From the listing below, copy every line with the word "Reimerswaal".

━━━━

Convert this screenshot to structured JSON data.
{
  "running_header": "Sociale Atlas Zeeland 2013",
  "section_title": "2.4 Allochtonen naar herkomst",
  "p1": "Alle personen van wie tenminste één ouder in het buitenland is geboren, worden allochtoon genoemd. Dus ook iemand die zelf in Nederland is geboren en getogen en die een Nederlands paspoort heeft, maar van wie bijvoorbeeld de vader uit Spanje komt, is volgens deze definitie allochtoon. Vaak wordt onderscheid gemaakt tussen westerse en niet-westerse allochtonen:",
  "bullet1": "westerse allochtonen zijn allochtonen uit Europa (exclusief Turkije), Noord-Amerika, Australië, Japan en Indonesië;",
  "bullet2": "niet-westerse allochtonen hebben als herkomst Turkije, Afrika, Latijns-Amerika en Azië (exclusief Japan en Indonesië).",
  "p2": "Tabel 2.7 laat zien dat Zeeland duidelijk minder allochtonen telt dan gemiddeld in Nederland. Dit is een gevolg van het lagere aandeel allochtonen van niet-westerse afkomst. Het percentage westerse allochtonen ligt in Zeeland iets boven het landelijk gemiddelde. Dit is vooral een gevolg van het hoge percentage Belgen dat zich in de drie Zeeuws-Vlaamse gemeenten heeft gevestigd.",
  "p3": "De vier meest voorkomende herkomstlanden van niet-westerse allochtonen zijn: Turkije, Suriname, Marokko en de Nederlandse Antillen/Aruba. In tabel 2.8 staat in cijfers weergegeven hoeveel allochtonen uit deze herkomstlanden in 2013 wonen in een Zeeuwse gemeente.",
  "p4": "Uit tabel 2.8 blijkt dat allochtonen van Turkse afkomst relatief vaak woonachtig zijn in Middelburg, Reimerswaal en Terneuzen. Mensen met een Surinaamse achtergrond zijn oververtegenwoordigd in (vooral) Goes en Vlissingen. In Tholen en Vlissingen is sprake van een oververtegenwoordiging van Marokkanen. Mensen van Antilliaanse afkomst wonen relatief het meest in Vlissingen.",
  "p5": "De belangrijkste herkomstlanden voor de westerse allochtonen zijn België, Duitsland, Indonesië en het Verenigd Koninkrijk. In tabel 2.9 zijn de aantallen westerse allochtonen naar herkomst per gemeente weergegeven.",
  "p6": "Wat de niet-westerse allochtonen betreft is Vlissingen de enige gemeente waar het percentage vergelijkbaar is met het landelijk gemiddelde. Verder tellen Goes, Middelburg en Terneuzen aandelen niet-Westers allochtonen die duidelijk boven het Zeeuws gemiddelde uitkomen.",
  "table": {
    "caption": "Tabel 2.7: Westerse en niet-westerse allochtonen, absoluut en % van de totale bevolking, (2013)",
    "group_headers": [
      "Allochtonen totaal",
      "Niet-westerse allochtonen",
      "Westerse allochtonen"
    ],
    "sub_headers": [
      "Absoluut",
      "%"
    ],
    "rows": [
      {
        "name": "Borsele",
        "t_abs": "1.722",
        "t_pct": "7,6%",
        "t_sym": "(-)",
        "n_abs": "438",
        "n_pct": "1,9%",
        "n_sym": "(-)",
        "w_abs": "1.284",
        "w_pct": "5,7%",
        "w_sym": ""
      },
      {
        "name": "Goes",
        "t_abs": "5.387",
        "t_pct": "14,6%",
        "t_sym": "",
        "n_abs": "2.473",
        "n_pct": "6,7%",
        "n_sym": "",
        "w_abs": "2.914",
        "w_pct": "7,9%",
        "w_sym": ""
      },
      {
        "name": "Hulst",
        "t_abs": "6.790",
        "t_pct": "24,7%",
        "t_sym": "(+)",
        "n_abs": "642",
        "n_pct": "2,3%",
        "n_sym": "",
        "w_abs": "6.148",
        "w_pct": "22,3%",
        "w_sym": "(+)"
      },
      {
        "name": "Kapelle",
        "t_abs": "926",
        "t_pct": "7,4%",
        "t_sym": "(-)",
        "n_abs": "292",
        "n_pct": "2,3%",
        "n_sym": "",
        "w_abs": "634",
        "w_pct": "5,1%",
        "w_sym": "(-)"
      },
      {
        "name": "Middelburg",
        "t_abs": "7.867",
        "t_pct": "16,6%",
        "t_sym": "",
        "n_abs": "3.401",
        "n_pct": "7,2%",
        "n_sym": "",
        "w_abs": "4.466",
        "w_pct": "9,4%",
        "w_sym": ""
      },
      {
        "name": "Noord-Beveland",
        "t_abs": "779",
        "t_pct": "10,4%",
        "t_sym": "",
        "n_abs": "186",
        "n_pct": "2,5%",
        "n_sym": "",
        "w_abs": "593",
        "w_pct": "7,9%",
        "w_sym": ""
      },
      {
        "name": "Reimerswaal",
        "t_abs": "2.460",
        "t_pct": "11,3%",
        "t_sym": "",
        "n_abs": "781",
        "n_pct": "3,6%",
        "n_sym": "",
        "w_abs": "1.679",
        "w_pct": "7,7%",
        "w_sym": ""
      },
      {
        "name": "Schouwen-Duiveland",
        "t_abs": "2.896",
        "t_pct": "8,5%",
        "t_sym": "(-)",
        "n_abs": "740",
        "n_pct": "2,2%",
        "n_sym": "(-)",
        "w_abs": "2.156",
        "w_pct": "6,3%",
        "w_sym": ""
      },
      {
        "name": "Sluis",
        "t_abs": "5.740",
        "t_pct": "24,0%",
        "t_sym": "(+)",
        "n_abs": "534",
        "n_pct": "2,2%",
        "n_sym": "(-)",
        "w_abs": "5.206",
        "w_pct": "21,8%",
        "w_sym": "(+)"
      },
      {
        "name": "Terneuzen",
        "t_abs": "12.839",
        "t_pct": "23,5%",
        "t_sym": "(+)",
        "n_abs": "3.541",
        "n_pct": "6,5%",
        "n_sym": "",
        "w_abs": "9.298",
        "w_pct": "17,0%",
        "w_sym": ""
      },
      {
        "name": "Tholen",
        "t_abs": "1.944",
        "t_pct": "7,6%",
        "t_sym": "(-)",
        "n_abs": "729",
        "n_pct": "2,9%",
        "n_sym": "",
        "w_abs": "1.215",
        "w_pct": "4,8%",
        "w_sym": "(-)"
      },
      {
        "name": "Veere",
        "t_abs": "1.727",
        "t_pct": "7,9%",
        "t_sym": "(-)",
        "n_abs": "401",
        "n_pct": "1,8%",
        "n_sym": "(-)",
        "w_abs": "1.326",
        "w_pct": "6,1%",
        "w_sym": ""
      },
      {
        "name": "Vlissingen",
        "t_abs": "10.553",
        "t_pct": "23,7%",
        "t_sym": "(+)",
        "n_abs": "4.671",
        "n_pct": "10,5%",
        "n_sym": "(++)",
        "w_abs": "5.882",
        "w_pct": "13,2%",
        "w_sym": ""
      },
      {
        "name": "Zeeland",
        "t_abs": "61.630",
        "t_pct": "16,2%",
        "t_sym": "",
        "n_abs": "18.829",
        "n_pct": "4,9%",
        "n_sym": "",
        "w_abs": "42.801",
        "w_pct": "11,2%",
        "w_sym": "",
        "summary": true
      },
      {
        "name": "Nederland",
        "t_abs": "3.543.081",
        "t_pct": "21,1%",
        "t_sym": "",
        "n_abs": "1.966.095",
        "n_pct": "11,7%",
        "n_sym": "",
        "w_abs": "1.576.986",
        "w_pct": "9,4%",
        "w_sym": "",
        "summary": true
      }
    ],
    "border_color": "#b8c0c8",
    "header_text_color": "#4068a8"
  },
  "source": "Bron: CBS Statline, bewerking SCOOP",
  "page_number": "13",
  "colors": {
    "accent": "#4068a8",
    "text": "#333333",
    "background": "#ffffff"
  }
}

━━━━

Written answer:
  "p4": "Uit tabel 2.8 blijkt dat allochtonen van Turkse afkomst relatief vaak woonachtig zijn in Middelburg, Reimerswaal en Terneuzen. Mensen met een Surinaamse achtergrond zijn oververtegenwoordigd in (vooral) Goes en Vlissingen. In Tholen en Vlissingen is sprake van een oververtegenwoordiging van Marokkanen. Mensen van Antilliaanse afkomst wonen relatief het meest in Vlissingen.",
        "name": "Reimerswaal",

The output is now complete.